**What to work on:**
Each entry below is to be duplicated verbatim.

**Material shown:**

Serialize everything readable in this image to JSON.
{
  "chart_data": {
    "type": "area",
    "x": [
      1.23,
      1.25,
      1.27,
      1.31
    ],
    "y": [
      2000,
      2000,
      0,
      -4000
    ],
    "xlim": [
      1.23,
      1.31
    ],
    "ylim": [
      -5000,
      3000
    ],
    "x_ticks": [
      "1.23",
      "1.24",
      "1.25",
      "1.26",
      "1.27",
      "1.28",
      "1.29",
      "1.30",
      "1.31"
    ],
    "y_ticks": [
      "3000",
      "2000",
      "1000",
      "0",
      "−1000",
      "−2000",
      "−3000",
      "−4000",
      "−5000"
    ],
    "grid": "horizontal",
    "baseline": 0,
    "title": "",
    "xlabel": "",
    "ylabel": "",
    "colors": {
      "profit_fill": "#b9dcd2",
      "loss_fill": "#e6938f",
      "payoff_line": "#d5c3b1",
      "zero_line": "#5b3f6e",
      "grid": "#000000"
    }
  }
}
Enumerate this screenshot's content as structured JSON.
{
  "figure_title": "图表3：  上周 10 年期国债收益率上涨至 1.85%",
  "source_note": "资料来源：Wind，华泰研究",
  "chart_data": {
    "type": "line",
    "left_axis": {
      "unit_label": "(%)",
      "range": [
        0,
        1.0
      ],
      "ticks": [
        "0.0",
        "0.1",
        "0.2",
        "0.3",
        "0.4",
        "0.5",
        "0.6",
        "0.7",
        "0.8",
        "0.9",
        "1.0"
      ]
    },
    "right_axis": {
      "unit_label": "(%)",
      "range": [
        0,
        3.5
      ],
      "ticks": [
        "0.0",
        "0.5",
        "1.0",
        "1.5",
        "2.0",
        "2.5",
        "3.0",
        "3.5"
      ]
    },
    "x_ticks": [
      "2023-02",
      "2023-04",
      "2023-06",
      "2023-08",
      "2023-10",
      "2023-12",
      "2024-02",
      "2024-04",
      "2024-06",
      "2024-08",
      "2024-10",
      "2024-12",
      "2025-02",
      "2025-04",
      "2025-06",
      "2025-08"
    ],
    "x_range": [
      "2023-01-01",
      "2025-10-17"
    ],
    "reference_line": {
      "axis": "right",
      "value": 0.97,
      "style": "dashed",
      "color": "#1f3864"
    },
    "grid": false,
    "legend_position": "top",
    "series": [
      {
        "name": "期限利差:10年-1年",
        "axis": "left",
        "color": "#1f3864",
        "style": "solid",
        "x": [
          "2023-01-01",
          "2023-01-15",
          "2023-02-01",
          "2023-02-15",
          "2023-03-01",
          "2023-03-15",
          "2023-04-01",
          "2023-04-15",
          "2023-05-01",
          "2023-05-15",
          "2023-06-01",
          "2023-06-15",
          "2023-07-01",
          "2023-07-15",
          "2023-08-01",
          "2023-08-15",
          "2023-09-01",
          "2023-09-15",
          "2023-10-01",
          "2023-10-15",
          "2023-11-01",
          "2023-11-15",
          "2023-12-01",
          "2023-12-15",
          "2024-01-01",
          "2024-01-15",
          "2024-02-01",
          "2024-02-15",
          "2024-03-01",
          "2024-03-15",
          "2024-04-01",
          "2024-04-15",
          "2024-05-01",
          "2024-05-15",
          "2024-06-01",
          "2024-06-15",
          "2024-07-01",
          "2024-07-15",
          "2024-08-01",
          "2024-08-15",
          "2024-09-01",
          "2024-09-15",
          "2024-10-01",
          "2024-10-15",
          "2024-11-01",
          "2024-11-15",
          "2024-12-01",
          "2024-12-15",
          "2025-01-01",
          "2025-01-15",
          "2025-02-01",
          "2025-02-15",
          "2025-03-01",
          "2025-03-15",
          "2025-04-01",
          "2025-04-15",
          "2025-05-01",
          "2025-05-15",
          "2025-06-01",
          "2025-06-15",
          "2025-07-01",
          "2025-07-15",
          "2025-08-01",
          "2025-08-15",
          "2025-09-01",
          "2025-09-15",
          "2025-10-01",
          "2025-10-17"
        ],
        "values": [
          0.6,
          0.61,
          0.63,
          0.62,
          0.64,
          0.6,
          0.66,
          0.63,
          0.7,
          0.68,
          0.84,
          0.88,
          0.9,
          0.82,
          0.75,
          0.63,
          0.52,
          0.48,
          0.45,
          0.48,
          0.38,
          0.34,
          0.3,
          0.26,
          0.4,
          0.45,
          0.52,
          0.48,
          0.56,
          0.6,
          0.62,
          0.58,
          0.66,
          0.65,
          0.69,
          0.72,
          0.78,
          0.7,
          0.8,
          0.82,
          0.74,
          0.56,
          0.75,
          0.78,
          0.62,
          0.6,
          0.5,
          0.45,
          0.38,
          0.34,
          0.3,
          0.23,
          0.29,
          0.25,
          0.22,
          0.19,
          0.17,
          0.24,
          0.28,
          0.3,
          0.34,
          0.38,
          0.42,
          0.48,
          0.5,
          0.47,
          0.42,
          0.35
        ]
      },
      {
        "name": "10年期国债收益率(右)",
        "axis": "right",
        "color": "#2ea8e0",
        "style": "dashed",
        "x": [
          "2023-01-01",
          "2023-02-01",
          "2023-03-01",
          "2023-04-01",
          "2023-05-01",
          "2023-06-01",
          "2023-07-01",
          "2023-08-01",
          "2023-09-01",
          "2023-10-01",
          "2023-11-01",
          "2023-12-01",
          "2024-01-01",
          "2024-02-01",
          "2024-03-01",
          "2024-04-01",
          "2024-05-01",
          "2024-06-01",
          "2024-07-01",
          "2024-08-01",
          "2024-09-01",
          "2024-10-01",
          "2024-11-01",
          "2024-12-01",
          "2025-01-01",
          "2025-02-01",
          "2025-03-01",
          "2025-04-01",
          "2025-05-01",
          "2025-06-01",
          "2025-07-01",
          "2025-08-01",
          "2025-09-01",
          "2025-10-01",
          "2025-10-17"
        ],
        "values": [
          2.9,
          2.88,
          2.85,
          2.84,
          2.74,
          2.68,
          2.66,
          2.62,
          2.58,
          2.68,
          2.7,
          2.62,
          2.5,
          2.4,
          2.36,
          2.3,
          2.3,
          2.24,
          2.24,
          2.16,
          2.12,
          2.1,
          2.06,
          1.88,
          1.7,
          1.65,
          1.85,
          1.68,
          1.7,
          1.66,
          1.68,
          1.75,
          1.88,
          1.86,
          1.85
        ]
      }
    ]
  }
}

**Expected answer:**
Serialize everything readable in this image to JSON.
{
  "chart_data": {
    "type": "area",
    "x": [
      1.23,
      1.25,
      1.27,
      1.31
    ],
    "y": [
      2000,
      2000,
      0,
      -4000
    ],
    "xlim": [
      1.23,
      1.31
    ],
    "ylim": [
      -5000,
      3000
    ],
    "x_ticks": [
      "1.23",
      "1.24",
      "1.25",
      "1.26",
      "1.27",
      "1.28",
      "1.29",
      "1.30",
      "1.31"
    ],
    "y_ticks": [
      "3000",
      "2000",
      "1000",
      "0",
      "−1000",
      "−2000",
      "−3000",
      "−4000",
      "−5000"
    ],
    "grid": "horizontal",
    "baseline": 0,
    "title": "",
    "xlabel": "",
    "ylabel": "",
    "colors": {
      "profit_fill": "#b9dcd2",
      "loss_fill": "#e6938f",
      "payoff_line": "#d5c3b1",
      "zero_line": "#5b3f6e",
      "grid": "#000000"
    }
  }
}
Enumerate this screenshot's content as structured JSON.
{
  "figure_title": "图表3：  上周 10 年期国债收益率上涨至 1.85%",
  "source_note": "资料来源：Wind，华泰研究",
  "chart_data": {
    "type": "line",
    "left_axis": {
      "unit_label": "(%)",
      "range": [
        0,
        1.0
      ],
      "ticks": [
        "0.0",
        "0.1",
        "0.2",
        "0.3",
        "0.4",
        "0.5",
        "0.6",
        "0.7",
        "0.8",
        "0.9",
        "1.0"
      ]
    },
    "right_axis": {
      "unit_label": "(%)",
      "range": [
        0,
        3.5
      ],
      "ticks": [
        "0.0",
        "0.5",
        "1.0",
        "1.5",
        "2.0",
        "2.5",
        "3.0",
        "3.5"
      ]
    },
    "x_ticks": [
      "2023-02",
      "2023-04",
      "2023-06",
      "2023-08",
      "2023-10",
      "2023-12",
      "2024-02",
      "2024-04",
      "2024-06",
      "2024-08",
      "2024-10",
      "2024-12",
      "2025-02",
      "2025-04",
      "2025-06",
      "2025-08"
    ],
    "x_range": [
      "2023-01-01",
      "2025-10-17"
    ],
    "reference_line": {
      "axis": "right",
      "value": 0.97,
      "style": "dashed",
      "color": "#1f3864"
    },
    "grid": false,
    "legend_position": "top",
    "series": [
      {
        "name": "期限利差:10年-1年",
        "axis": "left",
        "color": "#1f3864",
        "style": "solid",
        "x": [
          "2023-01-01",
          "2023-01-15",
          "2023-02-01",
          "2023-02-15",
          "2023-03-01",
          "2023-03-15",
          "2023-04-01",
          "2023-04-15",
          "2023-05-01",
          "2023-05-15",
          "2023-06-01",
          "2023-06-15",
          "2023-07-01",
          "2023-07-15",
          "2023-08-01",
          "2023-08-15",
          "2023-09-01",
          "2023-09-15",
          "2023-10-01",
          "2023-10-15",
          "2023-11-01",
          "2023-11-15",
          "2023-12-01",
          "2023-12-15",
          "2024-01-01",
          "2024-01-15",
          "2024-02-01",
          "2024-02-15",
          "2024-03-01",
          "2024-03-15",
          "2024-04-01",
          "2024-04-15",
          "2024-05-01",
          "2024-05-15",
          "2024-06-01",
          "2024-06-15",
          "2024-07-01",
          "2024-07-15",
          "2024-08-01",
          "2024-08-15",
          "2024-09-01",
          "2024-09-15",
          "2024-10-01",
          "2024-10-15",
          "2024-11-01",
          "2024-11-15",
          "2024-12-01",
          "2024-12-15",
          "2025-01-01",
          "2025-01-15",
          "2025-02-01",
          "2025-02-15",
          "2025-03-01",
          "2025-03-15",
          "2025-04-01",
          "2025-04-15",
          "2025-05-01",
          "2025-05-15",
          "2025-06-01",
          "2025-06-15",
          "2025-07-01",
          "2025-07-15",
          "2025-08-01",
          "2025-08-15",
          "2025-09-01",
          "2025-09-15",
          "2025-10-01",
          "2025-10-17"
        ],
        "values": [
          0.6,
          0.61,
          0.63,
          0.62,
          0.64,
          0.6,
          0.66,
          0.63,
          0.7,
          0.68,
          0.84,
          0.88,
          0.9,
          0.82,
          0.75,
          0.63,
          0.52,
          0.48,
          0.45,
          0.48,
          0.38,
          0.34,
          0.3,
          0.26,
          0.4,
          0.45,
          0.52,
          0.48,
          0.56,
          0.6,
          0.62,
          0.58,
          0.66,
          0.65,
          0.69,
          0.72,
          0.78,
          0.7,
          0.8,
          0.82,
          0.74,
          0.56,
          0.75,
          0.78,
          0.62,
          0.6,
          0.5,
          0.45,
          0.38,
          0.34,
          0.3,
          0.23,
          0.29,
          0.25,
          0.22,
          0.19,
          0.17,
          0.24,
          0.28,
          0.3,
          0.34,
          0.38,
          0.42,
          0.48,
          0.5,
          0.47,
          0.42,
          0.35
        ]
      },
      {
        "name": "10年期国债收益率(右)",
        "axis": "right",
        "color": "#2ea8e0",
        "style": "dashed",
        "x": [
          "2023-01-01",
          "2023-02-01",
          "2023-03-01",
          "2023-04-01",
          "2023-05-01",
          "2023-06-01",
          "2023-07-01",
          "2023-08-01",
          "2023-09-01",
          "2023-10-01",
          "2023-11-01",
          "2023-12-01",
          "2024-01-01",
          "2024-02-01",
          "2024-03-01",
          "2024-04-01",
          "2024-05-01",
          "2024-06-01",
          "2024-07-01",
          "2024-08-01",
          "2024-09-01",
          "2024-10-01",
          "2024-11-01",
          "2024-12-01",
          "2025-01-01",
          "2025-02-01",
          "2025-03-01",
          "2025-04-01",
          "2025-05-01",
          "2025-06-01",
          "2025-07-01",
          "2025-08-01",
          "2025-09-01",
          "2025-10-01",
          "2025-10-17"
        ],
        "values": [
          2.9,
          2.88,
          2.85,
          2.84,
          2.74,
          2.68,
          2.66,
          2.62,
          2.58,
          2.68,
          2.7,
          2.62,
          2.5,
          2.4,
          2.36,
          2.3,
          2.3,
          2.24,
          2.24,
          2.16,
          2.12,
          2.1,
          2.06,
          1.88,
          1.7,
          1.65,
          1.85,
          1.68,
          1.7,
          1.66,
          1.68,
          1.75,
          1.88,
          1.86,
          1.85
        ]
      }
    ]
  }
}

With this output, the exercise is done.